EXERCISE DETAILS - Every line of the material below must be repeated exactly.

Dataset entries
/---

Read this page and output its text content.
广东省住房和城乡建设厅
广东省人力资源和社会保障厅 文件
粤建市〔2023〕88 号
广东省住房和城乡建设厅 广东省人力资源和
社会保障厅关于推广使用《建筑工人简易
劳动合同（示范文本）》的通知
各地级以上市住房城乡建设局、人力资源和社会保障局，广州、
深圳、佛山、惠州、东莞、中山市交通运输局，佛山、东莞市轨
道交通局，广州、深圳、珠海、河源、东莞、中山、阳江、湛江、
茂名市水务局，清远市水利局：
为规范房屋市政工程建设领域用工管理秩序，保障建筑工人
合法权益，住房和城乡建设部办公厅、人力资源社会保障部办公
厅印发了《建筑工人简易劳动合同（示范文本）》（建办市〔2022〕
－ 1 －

\---

EXPECTED ANSWER -
Read this page and output its text content.
广东省住房和城乡建设厅
广东省人力资源和社会保障厅 文件
粤建市〔2023〕88 号
广东省住房和城乡建设厅 广东省人力资源和
社会保障厅关于推广使用《建筑工人简易
劳动合同（示范文本）》的通知
各地级以上市住房城乡建设局、人力资源和社会保障局，广州、
深圳、佛山、惠州、东莞、中山市交通运输局，佛山、东莞市轨
道交通局，广州、深圳、珠海、河源、东莞、中山、阳江、湛江、
茂名市水务局，清远市水利局：
为规范房屋市政工程建设领域用工管理秩序，保障建筑工人
合法权益，住房和城乡建设部办公厅、人力资源社会保障部办公
厅印发了《建筑工人简易劳动合同（示范文本）》（建办市〔2022〕
－ 1 －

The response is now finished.